DATA IN THIS EXERCISE »
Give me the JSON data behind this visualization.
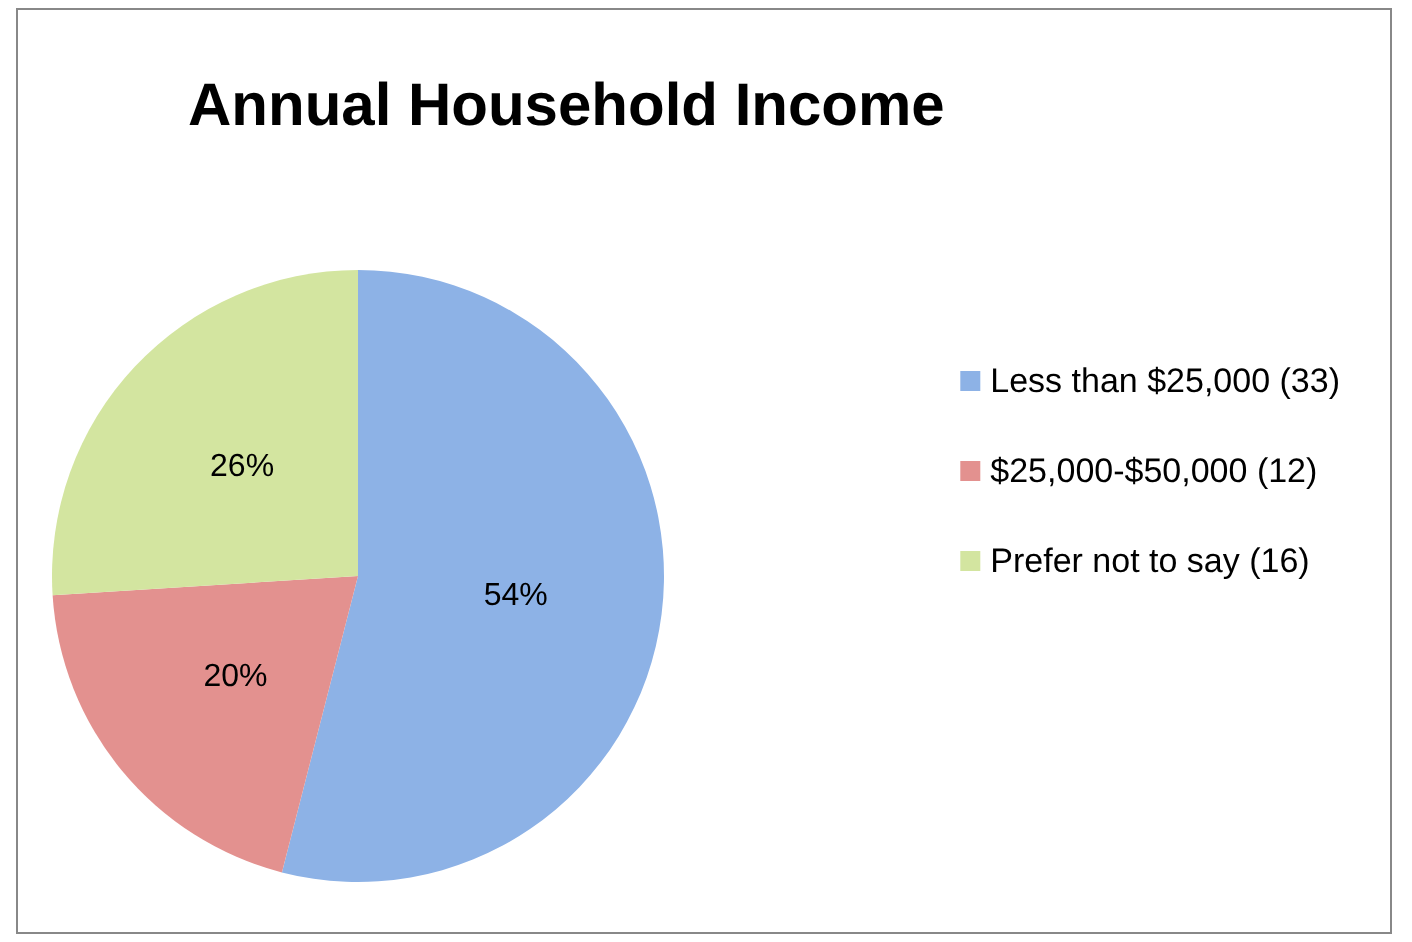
{
  "chart_data": {
    "type": "pie",
    "title": "Annual Household Income",
    "categories": [
      "Less than $25,000 (33)",
      "$25,000-$50,000 (12)",
      "Prefer not to say (16)"
    ],
    "values": [
      54,
      20,
      26
    ],
    "value_labels": [
      "54%",
      "20%",
      "26%"
    ],
    "colors": [
      "#8db2e6",
      "#e3918f",
      "#d3e5a0"
    ],
    "legend": "right"
  }
}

THE TASK »
From the material above, reproduce everything verbatim except the pictures.

ANSWER FOR THE TASK »
Give me the JSON data behind this visualization.
{
  "chart_data": {
    "type": "pie",
    "title": "Annual Household Income",
    "categories": [
      "Less than $25,000 (33)",
      "$25,000-$50,000 (12)",
      "Prefer not to say (16)"
    ],
    "values": [
      54,
      20,
      26
    ],
    "value_labels": [
      "54%",
      "20%",
      "26%"
    ],
    "colors": [
      "#8db2e6",
      "#e3918f",
      "#d3e5a0"
    ],
    "legend": "right"
  }
}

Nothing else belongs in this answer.